Leave out any picture and return the remaining listing below exactly as given.

Saved entries
┌────────

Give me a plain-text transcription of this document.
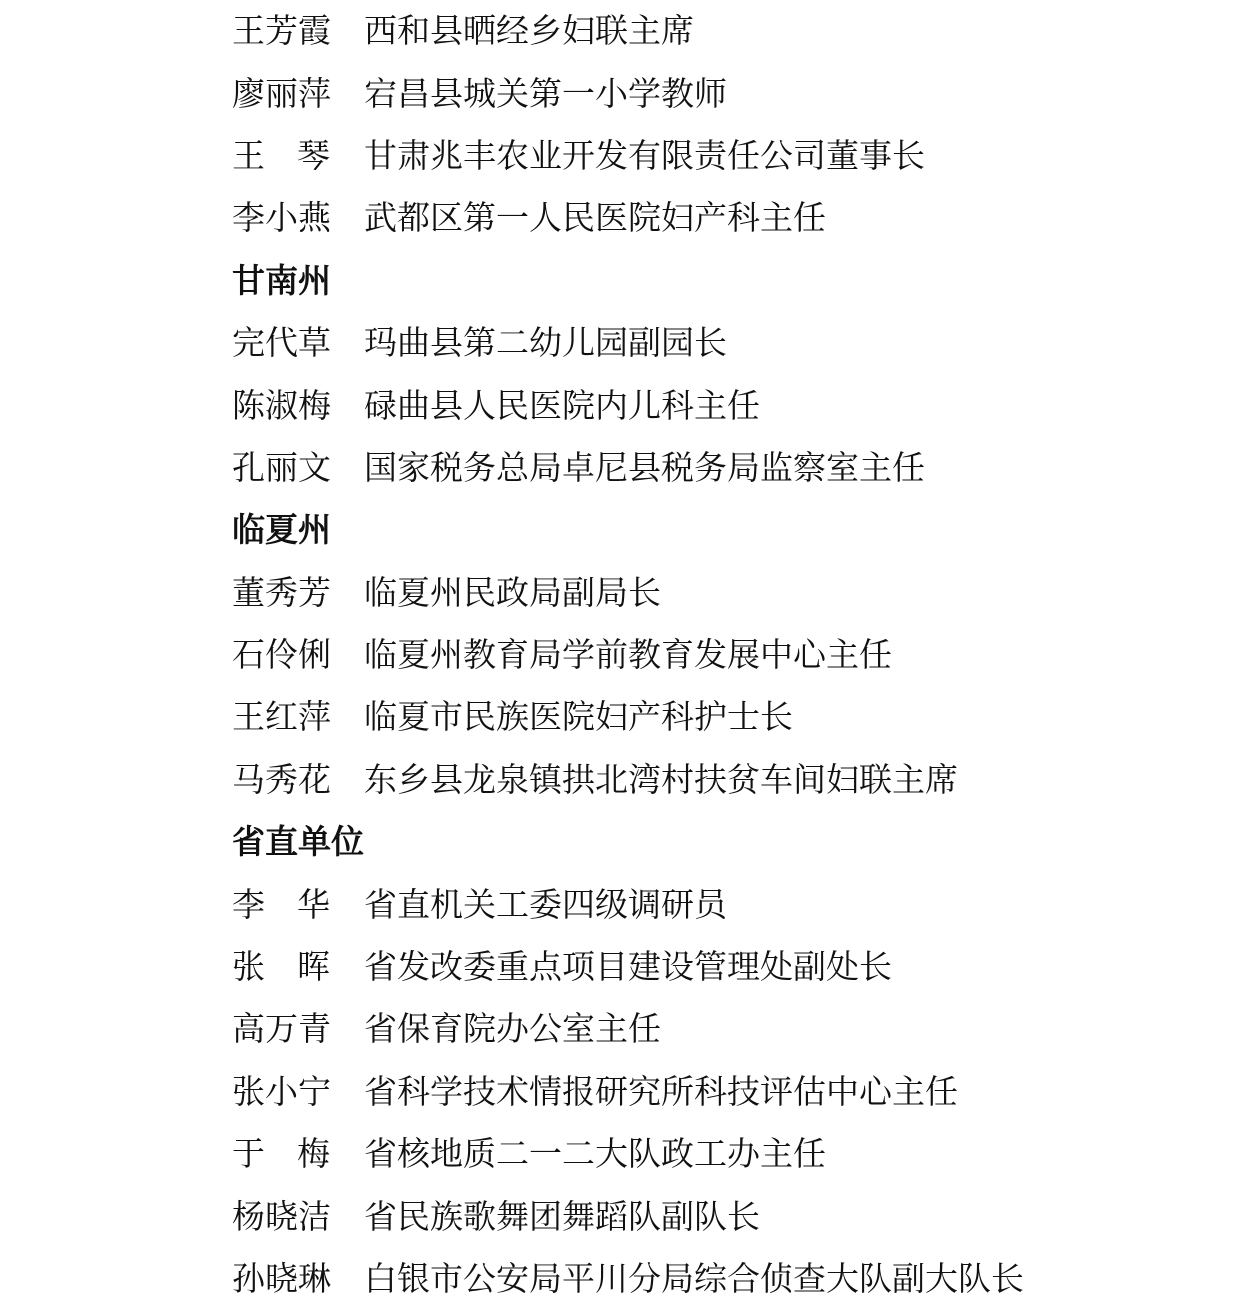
王芳霞	西和县晒经乡妇联主席
廖丽萍	宕昌县城关第一小学教师
王琴 甘肃兆丰农业开发有限责任公司董事长
李小燕	武都区第一人民医院妇产科主任
甘南州
完代草	玛曲县第二幼儿园副园长
陈淑梅	碌曲县人民医院内儿科主任
孔丽文	国家税务总局卓尼县税务局监察室主任
临夏州
董秀芳	临夏州民政局副局长
石伶俐	临夏州教育局学前教育发展中心主任
王红萍	临夏市民族医院妇产科护士长
马秀花	东乡县龙泉镇拱北湾村扶贫车间妇联主席
省直单位
李华 省直机关工委四级调研员
张晖 省发改委重点项目建设管理处副处长
高万青	省保育院办公室主任
张小宁	省科学技术情报研究所科技评估中心主任
于梅 省核地质二一二大队政工办主任
杨晓洁	省民族歌舞团舞蹈队副队长
孙晓琳	白银市公安局平川分局综合侦查大队副大队长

└────────

*Result below*.
Give me a plain-text transcription of this document.
王芳霞	西和县晒经乡妇联主席
廖丽萍	宕昌县城关第一小学教师
王琴 甘肃兆丰农业开发有限责任公司董事长
李小燕	武都区第一人民医院妇产科主任
甘南州
完代草	玛曲县第二幼儿园副园长
陈淑梅	碌曲县人民医院内儿科主任
孔丽文	国家税务总局卓尼县税务局监察室主任
临夏州
董秀芳	临夏州民政局副局长
石伶俐	临夏州教育局学前教育发展中心主任
王红萍	临夏市民族医院妇产科护士长
马秀花	东乡县龙泉镇拱北湾村扶贫车间妇联主席
省直单位
李华 省直机关工委四级调研员
张晖 省发改委重点项目建设管理处副处长
高万青	省保育院办公室主任
张小宁	省科学技术情报研究所科技评估中心主任
于梅 省核地质二一二大队政工办主任
杨晓洁	省民族歌舞团舞蹈队副队长
孙晓琳	白银市公安局平川分局综合侦查大队副大队长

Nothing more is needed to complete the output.